*Your task*:
Entries follow. Set all of them down as they stand.

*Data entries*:
•••

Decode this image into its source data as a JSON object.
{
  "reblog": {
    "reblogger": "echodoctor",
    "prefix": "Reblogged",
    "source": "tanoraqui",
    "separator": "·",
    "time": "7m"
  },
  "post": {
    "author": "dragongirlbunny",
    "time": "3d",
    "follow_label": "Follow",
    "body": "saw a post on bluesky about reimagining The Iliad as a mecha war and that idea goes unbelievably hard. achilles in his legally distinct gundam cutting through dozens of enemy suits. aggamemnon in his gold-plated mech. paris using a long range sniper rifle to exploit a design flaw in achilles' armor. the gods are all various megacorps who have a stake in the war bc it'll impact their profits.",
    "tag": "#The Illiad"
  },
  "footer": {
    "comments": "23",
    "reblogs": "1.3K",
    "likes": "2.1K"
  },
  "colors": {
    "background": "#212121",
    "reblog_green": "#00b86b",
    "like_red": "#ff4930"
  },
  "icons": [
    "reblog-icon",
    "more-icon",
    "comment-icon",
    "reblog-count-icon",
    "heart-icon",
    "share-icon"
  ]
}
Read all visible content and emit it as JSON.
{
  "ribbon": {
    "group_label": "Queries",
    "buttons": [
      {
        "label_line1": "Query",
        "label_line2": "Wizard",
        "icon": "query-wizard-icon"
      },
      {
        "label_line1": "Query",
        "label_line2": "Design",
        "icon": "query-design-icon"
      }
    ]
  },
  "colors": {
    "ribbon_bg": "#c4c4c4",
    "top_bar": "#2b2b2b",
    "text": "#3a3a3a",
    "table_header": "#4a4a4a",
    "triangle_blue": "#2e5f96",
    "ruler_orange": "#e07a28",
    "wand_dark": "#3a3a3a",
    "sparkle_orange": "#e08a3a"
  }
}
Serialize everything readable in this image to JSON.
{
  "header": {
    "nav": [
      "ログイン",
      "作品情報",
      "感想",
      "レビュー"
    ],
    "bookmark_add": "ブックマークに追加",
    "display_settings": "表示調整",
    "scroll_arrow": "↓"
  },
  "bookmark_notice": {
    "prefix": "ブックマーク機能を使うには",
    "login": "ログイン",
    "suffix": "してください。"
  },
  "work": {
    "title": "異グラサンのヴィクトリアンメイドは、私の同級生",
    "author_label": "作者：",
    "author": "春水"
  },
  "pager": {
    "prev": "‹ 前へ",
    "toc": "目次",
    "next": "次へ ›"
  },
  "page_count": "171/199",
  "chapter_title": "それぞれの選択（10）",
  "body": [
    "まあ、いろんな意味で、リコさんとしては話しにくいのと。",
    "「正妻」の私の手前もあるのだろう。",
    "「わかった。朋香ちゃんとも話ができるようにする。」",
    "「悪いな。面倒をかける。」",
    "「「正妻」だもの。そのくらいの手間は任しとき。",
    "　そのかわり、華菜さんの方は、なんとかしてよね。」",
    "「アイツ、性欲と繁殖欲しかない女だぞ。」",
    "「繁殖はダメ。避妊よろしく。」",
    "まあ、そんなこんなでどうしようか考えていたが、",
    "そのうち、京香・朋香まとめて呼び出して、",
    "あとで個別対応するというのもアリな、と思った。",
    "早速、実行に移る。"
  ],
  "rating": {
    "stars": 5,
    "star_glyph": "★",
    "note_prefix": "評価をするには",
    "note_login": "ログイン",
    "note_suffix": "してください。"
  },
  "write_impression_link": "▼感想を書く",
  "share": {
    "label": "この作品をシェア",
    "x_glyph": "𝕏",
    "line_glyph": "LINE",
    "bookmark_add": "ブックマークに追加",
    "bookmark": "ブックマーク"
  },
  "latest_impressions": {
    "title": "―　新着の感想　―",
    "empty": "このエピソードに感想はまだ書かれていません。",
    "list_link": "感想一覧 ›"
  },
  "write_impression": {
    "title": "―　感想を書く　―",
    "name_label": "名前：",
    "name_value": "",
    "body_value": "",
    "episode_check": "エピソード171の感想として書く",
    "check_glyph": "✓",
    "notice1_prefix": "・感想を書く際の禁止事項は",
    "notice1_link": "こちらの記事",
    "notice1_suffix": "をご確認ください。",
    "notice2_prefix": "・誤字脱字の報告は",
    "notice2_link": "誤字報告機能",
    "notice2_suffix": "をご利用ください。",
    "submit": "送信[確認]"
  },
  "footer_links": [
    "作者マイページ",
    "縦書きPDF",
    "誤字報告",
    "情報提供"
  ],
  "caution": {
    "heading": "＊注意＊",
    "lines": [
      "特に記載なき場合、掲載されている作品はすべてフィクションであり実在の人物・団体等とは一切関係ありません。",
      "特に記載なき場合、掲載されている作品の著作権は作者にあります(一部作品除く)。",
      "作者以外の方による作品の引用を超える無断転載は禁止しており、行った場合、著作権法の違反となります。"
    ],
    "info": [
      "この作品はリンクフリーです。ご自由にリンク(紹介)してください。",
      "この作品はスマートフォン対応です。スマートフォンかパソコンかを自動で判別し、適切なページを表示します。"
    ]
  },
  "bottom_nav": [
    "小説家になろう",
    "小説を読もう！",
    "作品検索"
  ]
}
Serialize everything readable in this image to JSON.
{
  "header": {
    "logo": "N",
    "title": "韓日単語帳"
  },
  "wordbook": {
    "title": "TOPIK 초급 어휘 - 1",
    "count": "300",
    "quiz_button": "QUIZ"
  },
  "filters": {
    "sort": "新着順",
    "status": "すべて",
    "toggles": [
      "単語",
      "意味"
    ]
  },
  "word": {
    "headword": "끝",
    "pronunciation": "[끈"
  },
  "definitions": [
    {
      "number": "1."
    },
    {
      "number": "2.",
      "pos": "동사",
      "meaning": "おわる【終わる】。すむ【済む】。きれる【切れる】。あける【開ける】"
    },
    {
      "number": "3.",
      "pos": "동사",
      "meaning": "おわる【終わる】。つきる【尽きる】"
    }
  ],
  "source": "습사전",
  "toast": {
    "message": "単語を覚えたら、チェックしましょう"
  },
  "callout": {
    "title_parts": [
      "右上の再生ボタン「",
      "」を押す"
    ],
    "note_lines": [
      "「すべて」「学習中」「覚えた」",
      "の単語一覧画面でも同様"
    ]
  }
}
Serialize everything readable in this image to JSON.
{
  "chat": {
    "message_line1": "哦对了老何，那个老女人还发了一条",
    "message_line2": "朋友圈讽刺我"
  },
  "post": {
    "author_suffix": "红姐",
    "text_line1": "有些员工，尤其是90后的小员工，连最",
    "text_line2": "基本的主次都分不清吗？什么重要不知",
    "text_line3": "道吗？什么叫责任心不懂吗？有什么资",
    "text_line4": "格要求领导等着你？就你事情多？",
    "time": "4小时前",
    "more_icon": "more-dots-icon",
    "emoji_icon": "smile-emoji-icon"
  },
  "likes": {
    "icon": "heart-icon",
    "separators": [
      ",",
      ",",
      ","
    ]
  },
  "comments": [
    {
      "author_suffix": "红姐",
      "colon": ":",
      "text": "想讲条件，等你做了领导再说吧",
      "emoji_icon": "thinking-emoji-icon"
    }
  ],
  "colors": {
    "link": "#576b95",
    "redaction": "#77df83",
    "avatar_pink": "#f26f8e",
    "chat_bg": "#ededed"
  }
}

•••

*Result for this task*:
Decode this image into its source data as a JSON object.
{
  "reblog": {
    "reblogger": "echodoctor",
    "prefix": "Reblogged",
    "source": "tanoraqui",
    "separator": "·",
    "time": "7m"
  },
  "post": {
    "author": "dragongirlbunny",
    "time": "3d",
    "follow_label": "Follow",
    "body": "saw a post on bluesky about reimagining The Iliad as a mecha war and that idea goes unbelievably hard. achilles in his legally distinct gundam cutting through dozens of enemy suits. aggamemnon in his gold-plated mech. paris using a long range sniper rifle to exploit a design flaw in achilles' armor. the gods are all various megacorps who have a stake in the war bc it'll impact their profits.",
    "tag": "#The Illiad"
  },
  "footer": {
    "comments": "23",
    "reblogs": "1.3K",
    "likes": "2.1K"
  },
  "colors": {
    "background": "#212121",
    "reblog_green": "#00b86b",
    "like_red": "#ff4930"
  },
  "icons": [
    "reblog-icon",
    "more-icon",
    "comment-icon",
    "reblog-count-icon",
    "heart-icon",
    "share-icon"
  ]
}
Read all visible content and emit it as JSON.
{
  "ribbon": {
    "group_label": "Queries",
    "buttons": [
      {
        "label_line1": "Query",
        "label_line2": "Wizard",
        "icon": "query-wizard-icon"
      },
      {
        "label_line1": "Query",
        "label_line2": "Design",
        "icon": "query-design-icon"
      }
    ]
  },
  "colors": {
    "ribbon_bg": "#c4c4c4",
    "top_bar": "#2b2b2b",
    "text": "#3a3a3a",
    "table_header": "#4a4a4a",
    "triangle_blue": "#2e5f96",
    "ruler_orange": "#e07a28",
    "wand_dark": "#3a3a3a",
    "sparkle_orange": "#e08a3a"
  }
}
Serialize everything readable in this image to JSON.
{
  "header": {
    "nav": [
      "ログイン",
      "作品情報",
      "感想",
      "レビュー"
    ],
    "bookmark_add": "ブックマークに追加",
    "display_settings": "表示調整",
    "scroll_arrow": "↓"
  },
  "bookmark_notice": {
    "prefix": "ブックマーク機能を使うには",
    "login": "ログイン",
    "suffix": "してください。"
  },
  "work": {
    "title": "異グラサンのヴィクトリアンメイドは、私の同級生",
    "author_label": "作者：",
    "author": "春水"
  },
  "pager": {
    "prev": "‹ 前へ",
    "toc": "目次",
    "next": "次へ ›"
  },
  "page_count": "171/199",
  "chapter_title": "それぞれの選択（10）",
  "body": [
    "まあ、いろんな意味で、リコさんとしては話しにくいのと。",
    "「正妻」の私の手前もあるのだろう。",
    "「わかった。朋香ちゃんとも話ができるようにする。」",
    "「悪いな。面倒をかける。」",
    "「「正妻」だもの。そのくらいの手間は任しとき。",
    "　そのかわり、華菜さんの方は、なんとかしてよね。」",
    "「アイツ、性欲と繁殖欲しかない女だぞ。」",
    "「繁殖はダメ。避妊よろしく。」",
    "まあ、そんなこんなでどうしようか考えていたが、",
    "そのうち、京香・朋香まとめて呼び出して、",
    "あとで個別対応するというのもアリな、と思った。",
    "早速、実行に移る。"
  ],
  "rating": {
    "stars": 5,
    "star_glyph": "★",
    "note_prefix": "評価をするには",
    "note_login": "ログイン",
    "note_suffix": "してください。"
  },
  "write_impression_link": "▼感想を書く",
  "share": {
    "label": "この作品をシェア",
    "x_glyph": "𝕏",
    "line_glyph": "LINE",
    "bookmark_add": "ブックマークに追加",
    "bookmark": "ブックマーク"
  },
  "latest_impressions": {
    "title": "―　新着の感想　―",
    "empty": "このエピソードに感想はまだ書かれていません。",
    "list_link": "感想一覧 ›"
  },
  "write_impression": {
    "title": "―　感想を書く　―",
    "name_label": "名前：",
    "name_value": "",
    "body_value": "",
    "episode_check": "エピソード171の感想として書く",
    "check_glyph": "✓",
    "notice1_prefix": "・感想を書く際の禁止事項は",
    "notice1_link": "こちらの記事",
    "notice1_suffix": "をご確認ください。",
    "notice2_prefix": "・誤字脱字の報告は",
    "notice2_link": "誤字報告機能",
    "notice2_suffix": "をご利用ください。",
    "submit": "送信[確認]"
  },
  "footer_links": [
    "作者マイページ",
    "縦書きPDF",
    "誤字報告",
    "情報提供"
  ],
  "caution": {
    "heading": "＊注意＊",
    "lines": [
      "特に記載なき場合、掲載されている作品はすべてフィクションであり実在の人物・団体等とは一切関係ありません。",
      "特に記載なき場合、掲載されている作品の著作権は作者にあります(一部作品除く)。",
      "作者以外の方による作品の引用を超える無断転載は禁止しており、行った場合、著作権法の違反となります。"
    ],
    "info": [
      "この作品はリンクフリーです。ご自由にリンク(紹介)してください。",
      "この作品はスマートフォン対応です。スマートフォンかパソコンかを自動で判別し、適切なページを表示します。"
    ]
  },
  "bottom_nav": [
    "小説家になろう",
    "小説を読もう！",
    "作品検索"
  ]
}
Serialize everything readable in this image to JSON.
{
  "header": {
    "logo": "N",
    "title": "韓日単語帳"
  },
  "wordbook": {
    "title": "TOPIK 초급 어휘 - 1",
    "count": "300",
    "quiz_button": "QUIZ"
  },
  "filters": {
    "sort": "新着順",
    "status": "すべて",
    "toggles": [
      "単語",
      "意味"
    ]
  },
  "word": {
    "headword": "끝",
    "pronunciation": "[끈"
  },
  "definitions": [
    {
      "number": "1."
    },
    {
      "number": "2.",
      "pos": "동사",
      "meaning": "おわる【終わる】。すむ【済む】。きれる【切れる】。あける【開ける】"
    },
    {
      "number": "3.",
      "pos": "동사",
      "meaning": "おわる【終わる】。つきる【尽きる】"
    }
  ],
  "source": "습사전",
  "toast": {
    "message": "単語を覚えたら、チェックしましょう"
  },
  "callout": {
    "title_parts": [
      "右上の再生ボタン「",
      "」を押す"
    ],
    "note_lines": [
      "「すべて」「学習中」「覚えた」",
      "の単語一覧画面でも同様"
    ]
  }
}
Serialize everything readable in this image to JSON.
{
  "chat": {
    "message_line1": "哦对了老何，那个老女人还发了一条",
    "message_line2": "朋友圈讽刺我"
  },
  "post": {
    "author_suffix": "红姐",
    "text_line1": "有些员工，尤其是90后的小员工，连最",
    "text_line2": "基本的主次都分不清吗？什么重要不知",
    "text_line3": "道吗？什么叫责任心不懂吗？有什么资",
    "text_line4": "格要求领导等着你？就你事情多？",
    "time": "4小时前",
    "more_icon": "more-dots-icon",
    "emoji_icon": "smile-emoji-icon"
  },
  "likes": {
    "icon": "heart-icon",
    "separators": [
      ",",
      ",",
      ","
    ]
  },
  "comments": [
    {
      "author_suffix": "红姐",
      "colon": ":",
      "text": "想讲条件，等你做了领导再说吧",
      "emoji_icon": "thinking-emoji-icon"
    }
  ],
  "colors": {
    "link": "#576b95",
    "redaction": "#77df83",
    "avatar_pink": "#f26f8e",
    "chat_bg": "#ededed"
  }
}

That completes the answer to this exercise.